## Source
▽

Human Rights Watch (HRW), Amnesty International et la Fédération internationale des ligues des droits de l’Homme (FIDH) ont publié un communiqué, reprochant au Maroc d’avoir condamné plusieurs personnes, sur la base d’« aveux douteux.» Selon les ONG, les tribunaux marocains ont récemment condamné deux ressortissants français en se basant sur des « aveux » écrits en arabe, langue que ne savent pas lire les deux personnes concernées. « À peine en ont-ils entendu le contenu que les deux accusés ont réfuté ces aveux », précise le communiqué.
Thomas Gallay, 36 ans dont le procès s’ouvre ce 22 novembre, et Manuel Broustail, 32 ans, les deux ressortissants français en question, « ont été interrogés en français mais en l’absence d’avocat», selon les ONG. Et de préciser: « la police leur a donné à signer un procès-verbal en arabe de leurs prétendues déclarations, toujours sans avocat.» Précisant qu’un tribunal de Rabat a condamné Thomas Gallay à six ans de prison et Manuel Broustail à quatre ans, suite à des accusations liées au terrorisme. Le procès en appel de Thomas Gallay est prévu pour le 23 novembre 2016 devant la Cour d’appel de Rabat.

△

## Exercices à traiter
1. D'après la source, à quelle peine de prison le tribunal de Rabat a-t-il condamné Manuel Broustail ?
2. Énumérez les organisations qui, selon la source, ont publié le communiqué.
3. Modifiez le passage de la source compris entre « Human Rights Watch » et « précise le communiqué. », bornes incluses, en remplaçant « communiqué » par « rapport ».
Seule la source sert de référence.

## Matériel source
▽

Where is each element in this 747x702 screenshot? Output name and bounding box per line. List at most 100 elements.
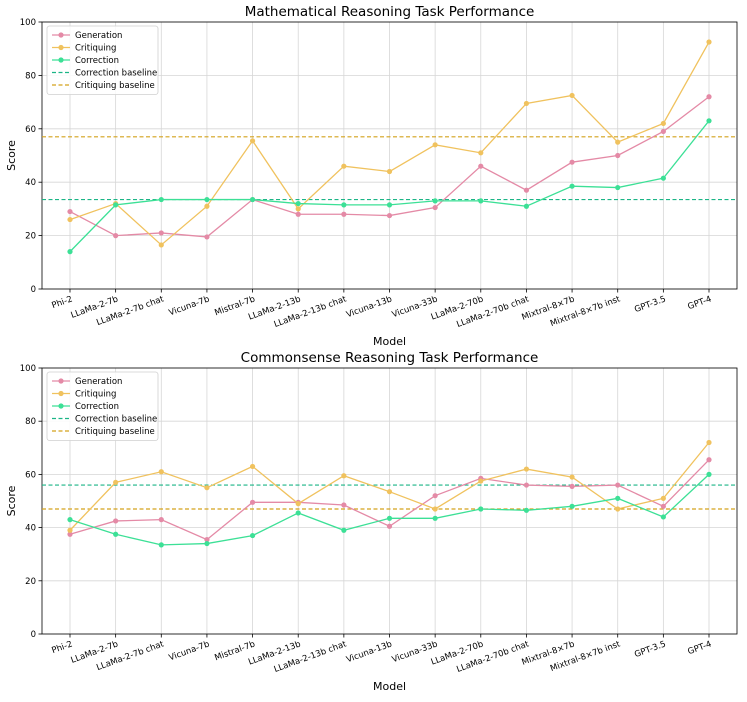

△

## Réponses successives
1. À quatre ans de prison.

2. Human Rights Watch (HRW), Amnesty International et la Fédération internationale des ligues des droits de l’Homme (FIDH).

3.
Human Rights Watch (HRW), Amnesty International et la Fédération internationale des ligues des droits de l’Homme (FIDH) ont publié un rapport, reprochant au Maroc d’avoir condamné plusieurs personnes, sur la base d’« aveux douteux.» Selon les ONG, les tribunaux marocains ont récemment condamné deux ressortissants français en se basant sur des « aveux » écrits en arabe, langue que ne savent pas lire les deux personnes concernées. « À peine en ont-ils entendu le contenu que les deux accusés ont réfuté ces aveux », précise le rapport.